[Extracted data entries]
'''

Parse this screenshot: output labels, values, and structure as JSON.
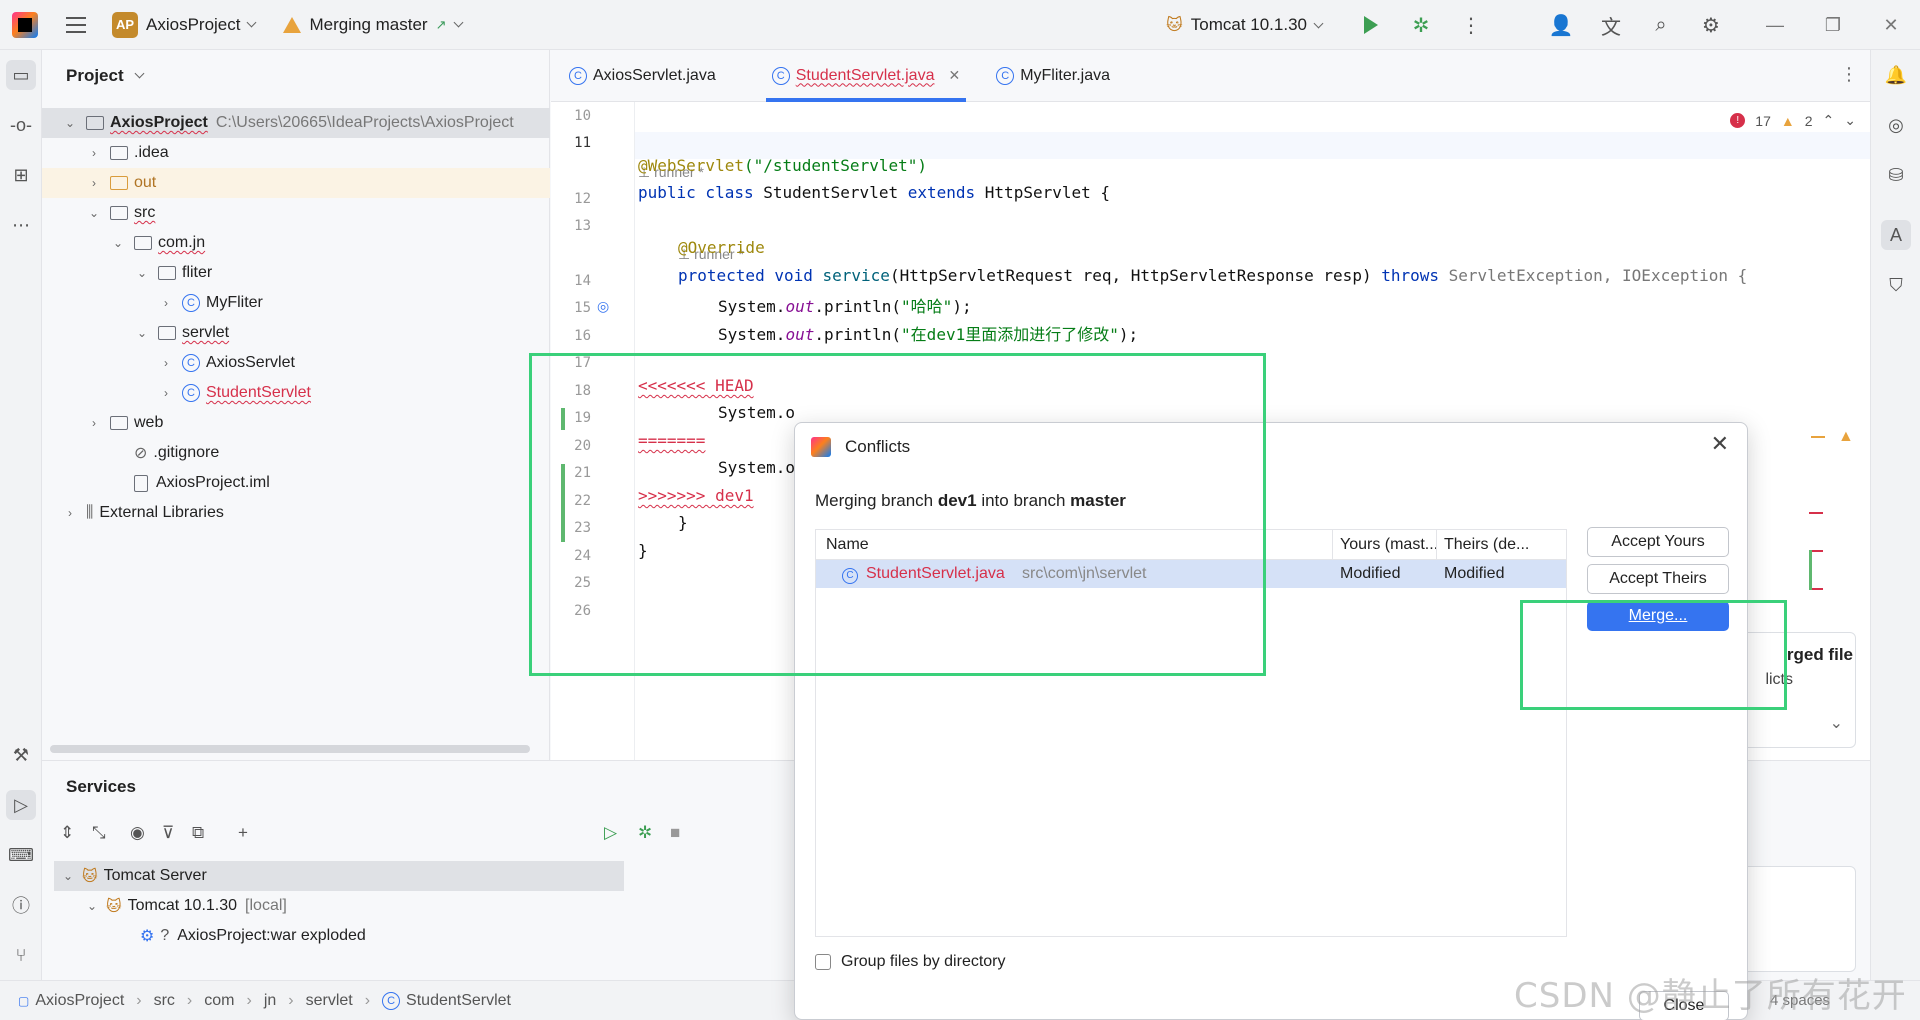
{
  "titlebar": {
    "project_badge": "AP",
    "project_name": "AxiosProject",
    "vcs_status": "Merging master",
    "vcs_arrow": "↗",
    "run_config": "Tomcat 10.1.30"
  },
  "project_panel": {
    "title": "Project",
    "tree": [
      {
        "label": "AxiosProject",
        "path": "C:\\Users\\20665\\IdeaProjects\\AxiosProject"
      },
      {
        "label": ".idea"
      },
      {
        "label": "out"
      },
      {
        "label": "src"
      },
      {
        "label": "com.jn"
      },
      {
        "label": "fliter"
      },
      {
        "label": "MyFliter"
      },
      {
        "label": "servlet"
      },
      {
        "label": "AxiosServlet"
      },
      {
        "label": "StudentServlet"
      },
      {
        "label": "web"
      },
      {
        "label": ".gitignore"
      },
      {
        "label": "AxiosProject.iml"
      },
      {
        "label": "External Libraries"
      }
    ]
  },
  "tabs": [
    {
      "label": "AxiosServlet.java"
    },
    {
      "label": "StudentServlet.java"
    },
    {
      "label": "MyFliter.java"
    }
  ],
  "editor": {
    "inspections": {
      "errors": "17",
      "warnings": "2"
    },
    "hint_runner": "runner *",
    "lines": {
      "l10": "10",
      "l11": "11",
      "l12": "12",
      "l13": "13",
      "l14": "14",
      "l15": "15",
      "l16": "16",
      "l17": "17",
      "l18": "18",
      "l19": "19",
      "l20": "20",
      "l21": "21",
      "l22": "22",
      "l23": "23",
      "l24": "24",
      "l25": "25",
      "l26": "26"
    },
    "code": {
      "webservlet_ann": "@WebServlet",
      "webservlet_arg": "(\"/studentServlet\")",
      "class_kw": "public class",
      "class_name": " StudentServlet ",
      "extends_kw": "extends",
      "class_rest": " HttpServlet {",
      "override": "@Override",
      "method_kw": "protected void",
      "method_name": "service",
      "method_params": "(HttpServletRequest req, HttpServletResponse resp) ",
      "throws_kw": "throws",
      "method_ex": " ServletException, IOException {",
      "print1_pre": "System.",
      "print1_out": "out",
      "print1_mid": ".println(",
      "print1_str": "\"哈哈\"",
      "print1_end": ");",
      "print2_str": "\"在dev1里面添加进行了修改\"",
      "conflict_head": "<<<<<<< HEAD",
      "line20": "System.o",
      "conflict_sep": "=======",
      "line22": "System.o",
      "conflict_end": ">>>>>>> dev1",
      "brace_inner": "}",
      "brace_outer": "}"
    }
  },
  "dialog": {
    "title": "Conflicts",
    "desc_pre": "Merging branch ",
    "desc_src": "dev1",
    "desc_mid": " into branch ",
    "desc_dst": "master",
    "columns": {
      "name": "Name",
      "yours": "Yours (mast...",
      "theirs": "Theirs (de..."
    },
    "rows": [
      {
        "file": "StudentServlet.java",
        "path": "src\\com\\jn\\servlet",
        "yours": "Modified",
        "theirs": "Modified"
      }
    ],
    "btn_accept_yours": "Accept Yours",
    "btn_accept_theirs": "Accept Theirs",
    "btn_merge": "Merge...",
    "group_checkbox": "Group files by directory",
    "btn_close": "Close"
  },
  "notification": {
    "line1": "rged file",
    "line2": "licts"
  },
  "services": {
    "title": "Services",
    "tree": [
      {
        "label": "Tomcat Server"
      },
      {
        "label": "Tomcat 10.1.30",
        "suffix": "[local]"
      },
      {
        "label": "AxiosProject:war exploded"
      }
    ]
  },
  "statusbar": {
    "breadcrumb": [
      "AxiosProject",
      "src",
      "com",
      "jn",
      "servlet",
      "StudentServlet"
    ],
    "right": "4 spaces"
  },
  "watermark": "CSDN @静止了所有花开",
  "colors": {
    "accent": "#3574f0",
    "conflict_red": "#d6304a",
    "annotation_green": "#3ad07a",
    "diff_green": "#5fb86f"
  }
}
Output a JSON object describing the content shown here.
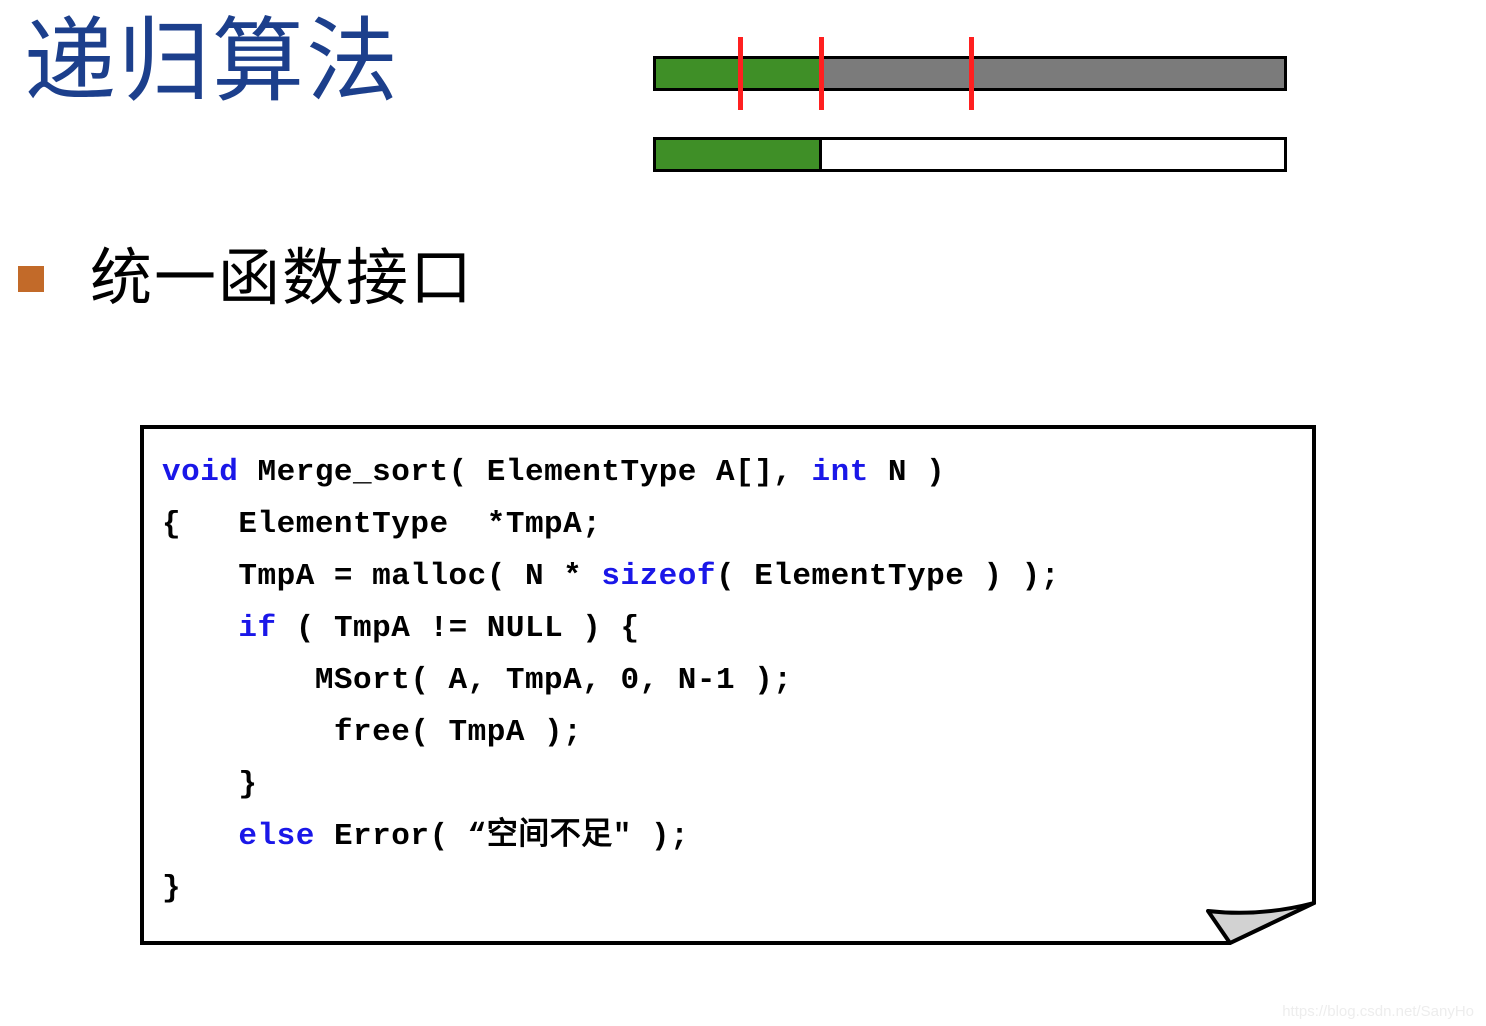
{
  "slide": {
    "title": "递归算法",
    "title_color": "#1C3F8C",
    "background_color": "#ffffff"
  },
  "bullet": {
    "marker_icon": "square-bullet-icon",
    "marker_color": "#C26A29",
    "text": "统一函数接口"
  },
  "diagram": {
    "name": "merge-sort-array-bars",
    "colors": {
      "green": "#3F8F27",
      "gray": "#7B7B7B",
      "white": "#ffffff",
      "outline": "#000000",
      "tick": "#FF2020"
    },
    "bars": [
      {
        "label": "top-bar",
        "segments": [
          {
            "fill": "green",
            "width_pct": 26.5
          },
          {
            "fill": "gray",
            "width_pct": 73.5
          }
        ]
      },
      {
        "label": "bottom-bar",
        "segments": [
          {
            "fill": "green",
            "width_pct": 26.5
          },
          {
            "fill": "white",
            "width_pct": 73.5
          }
        ]
      }
    ],
    "tick_markers": [
      {
        "name": "tick-1",
        "left_pct": 13.7
      },
      {
        "name": "tick-2",
        "left_pct": 26.5
      },
      {
        "name": "tick-3",
        "left_pct": 50.2
      }
    ]
  },
  "code": {
    "keyword_color": "#1A17E8",
    "text_color": "#000000",
    "lines": [
      [
        {
          "t": "void",
          "kw": true
        },
        {
          "t": " Merge_sort( ElementType A[], ",
          "kw": false
        },
        {
          "t": "int",
          "kw": true
        },
        {
          "t": " N )",
          "kw": false
        }
      ],
      [
        {
          "t": "{   ElementType  *TmpA;",
          "kw": false
        }
      ],
      [
        {
          "t": "    TmpA = malloc( N * ",
          "kw": false
        },
        {
          "t": "sizeof",
          "kw": true
        },
        {
          "t": "( ElementType ) );",
          "kw": false
        }
      ],
      [
        {
          "t": "    ",
          "kw": false
        },
        {
          "t": "if",
          "kw": true
        },
        {
          "t": " ( TmpA != NULL ) {",
          "kw": false
        }
      ],
      [
        {
          "t": "        MSort( A, TmpA, 0, N-1 );",
          "kw": false
        }
      ],
      [
        {
          "t": "         free( TmpA );",
          "kw": false
        }
      ],
      [
        {
          "t": "    }",
          "kw": false
        }
      ],
      [
        {
          "t": "    ",
          "kw": false
        },
        {
          "t": "else",
          "kw": true
        },
        {
          "t": " Error( “空间不足\" );",
          "kw": false
        }
      ],
      [
        {
          "t": "}",
          "kw": false
        }
      ]
    ]
  },
  "watermark": {
    "text": "https://blog.csdn.net/SanyHo"
  }
}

'''

## Problem requirements:
Strip the images and reproduce the remaining records precisely.

## The output:
Parse this screenshot: output labels, values, and structure as JSON.
{
  "titlebar": {
    "project_badge": "AP",
    "project_name": "AxiosProject",
    "vcs_status": "Merging master",
    "vcs_arrow": "↗",
    "run_config": "Tomcat 10.1.30"
  },
  "project_panel": {
    "title": "Project",
    "tree": [
      {
        "label": "AxiosProject",
        "path": "C:\\Users\\20665\\IdeaProjects\\AxiosProject"
      },
      {
        "label": ".idea"
      },
      {
        "label": "out"
      },
      {
        "label": "src"
      },
      {
        "label": "com.jn"
      },
      {
        "label": "fliter"
      },
      {
        "label": "MyFliter"
      },
      {
        "label": "servlet"
      },
      {
        "label": "AxiosServlet"
      },
      {
        "label": "StudentServlet"
      },
      {
        "label": "web"
      },
      {
        "label": ".gitignore"
      },
      {
        "label": "AxiosProject.iml"
      },
      {
        "label": "External Libraries"
      }
    ]
  },
  "tabs": [
    {
      "label": "AxiosServlet.java"
    },
    {
      "label": "StudentServlet.java"
    },
    {
      "label": "MyFliter.java"
    }
  ],
  "editor": {
    "inspections": {
      "errors": "17",
      "warnings": "2"
    },
    "hint_runner": "runner *",
    "lines": {
      "l10": "10",
      "l11": "11",
      "l12": "12",
      "l13": "13",
      "l14": "14",
      "l15": "15",
      "l16": "16",
      "l17": "17",
      "l18": "18",
      "l19": "19",
      "l20": "20",
      "l21": "21",
      "l22": "22",
      "l23": "23",
      "l24": "24",
      "l25": "25",
      "l26": "26"
    },
    "code": {
      "webservlet_ann": "@WebServlet",
      "webservlet_arg": "(\"/studentServlet\")",
      "class_kw": "public class",
      "class_name": " StudentServlet ",
      "extends_kw": "extends",
      "class_rest": " HttpServlet {",
      "override": "@Override",
      "method_kw": "protected void",
      "method_name": "service",
      "method_params": "(HttpServletRequest req, HttpServletResponse resp) ",
      "throws_kw": "throws",
      "method_ex": " ServletException, IOException {",
      "print1_pre": "System.",
      "print1_out": "out",
      "print1_mid": ".println(",
      "print1_str": "\"哈哈\"",
      "print1_end": ");",
      "print2_str": "\"在dev1里面添加进行了修改\"",
      "conflict_head": "<<<<<<< HEAD",
      "line20": "System.o",
      "conflict_sep": "=======",
      "line22": "System.o",
      "conflict_end": ">>>>>>> dev1",
      "brace_inner": "}",
      "brace_outer": "}"
    }
  },
  "dialog": {
    "title": "Conflicts",
    "desc_pre": "Merging branch ",
    "desc_src": "dev1",
    "desc_mid": " into branch ",
    "desc_dst": "master",
    "columns": {
      "name": "Name",
      "yours": "Yours (mast...",
      "theirs": "Theirs (de..."
    },
    "rows": [
      {
        "file": "StudentServlet.java",
        "path": "src\\com\\jn\\servlet",
        "yours": "Modified",
        "theirs": "Modified"
      }
    ],
    "btn_accept_yours": "Accept Yours",
    "btn_accept_theirs": "Accept Theirs",
    "btn_merge": "Merge...",
    "group_checkbox": "Group files by directory",
    "btn_close": "Close"
  },
  "notification": {
    "line1": "rged file",
    "line2": "licts"
  },
  "services": {
    "title": "Services",
    "tree": [
      {
        "label": "Tomcat Server"
      },
      {
        "label": "Tomcat 10.1.30",
        "suffix": "[local]"
      },
      {
        "label": "AxiosProject:war exploded"
      }
    ]
  },
  "statusbar": {
    "breadcrumb": [
      "AxiosProject",
      "src",
      "com",
      "jn",
      "servlet",
      "StudentServlet"
    ],
    "right": "4 spaces"
  },
  "watermark": "CSDN @静止了所有花开",
  "colors": {
    "accent": "#3574f0",
    "conflict_red": "#d6304a",
    "annotation_green": "#3ad07a",
    "diff_green": "#5fb86f"
  }
}
Output a JSON object describing the content shown here.
{
  "slide": {
    "title": "递归算法",
    "title_color": "#1C3F8C",
    "background_color": "#ffffff"
  },
  "bullet": {
    "marker_icon": "square-bullet-icon",
    "marker_color": "#C26A29",
    "text": "统一函数接口"
  },
  "diagram": {
    "name": "merge-sort-array-bars",
    "colors": {
      "green": "#3F8F27",
      "gray": "#7B7B7B",
      "white": "#ffffff",
      "outline": "#000000",
      "tick": "#FF2020"
    },
    "bars": [
      {
        "label": "top-bar",
        "segments": [
          {
            "fill": "green",
            "width_pct": 26.5
          },
          {
            "fill": "gray",
            "width_pct": 73.5
          }
        ]
      },
      {
        "label": "bottom-bar",
        "segments": [
          {
            "fill": "green",
            "width_pct": 26.5
          },
          {
            "fill": "white",
            "width_pct": 73.5
          }
        ]
      }
    ],
    "tick_markers": [
      {
        "name": "tick-1",
        "left_pct": 13.7
      },
      {
        "name": "tick-2",
        "left_pct": 26.5
      },
      {
        "name": "tick-3",
        "left_pct": 50.2
      }
    ]
  },
  "code": {
    "keyword_color": "#1A17E8",
    "text_color": "#000000",
    "lines": [
      [
        {
          "t": "void",
          "kw": true
        },
        {
          "t": " Merge_sort( ElementType A[], ",
          "kw": false
        },
        {
          "t": "int",
          "kw": true
        },
        {
          "t": " N )",
          "kw": false
        }
      ],
      [
        {
          "t": "{   ElementType  *TmpA;",
          "kw": false
        }
      ],
      [
        {
          "t": "    TmpA = malloc( N * ",
          "kw": false
        },
        {
          "t": "sizeof",
          "kw": true
        },
        {
          "t": "( ElementType ) );",
          "kw": false
        }
      ],
      [
        {
          "t": "    ",
          "kw": false
        },
        {
          "t": "if",
          "kw": true
        },
        {
          "t": " ( TmpA != NULL ) {",
          "kw": false
        }
      ],
      [
        {
          "t": "        MSort( A, TmpA, 0, N-1 );",
          "kw": false
        }
      ],
      [
        {
          "t": "         free( TmpA );",
          "kw": false
        }
      ],
      [
        {
          "t": "    }",
          "kw": false
        }
      ],
      [
        {
          "t": "    ",
          "kw": false
        },
        {
          "t": "else",
          "kw": true
        },
        {
          "t": " Error( “空间不足\" );",
          "kw": false
        }
      ],
      [
        {
          "t": "}",
          "kw": false
        }
      ]
    ]
  },
  "watermark": {
    "text": "https://blog.csdn.net/SanyHo"
  }
}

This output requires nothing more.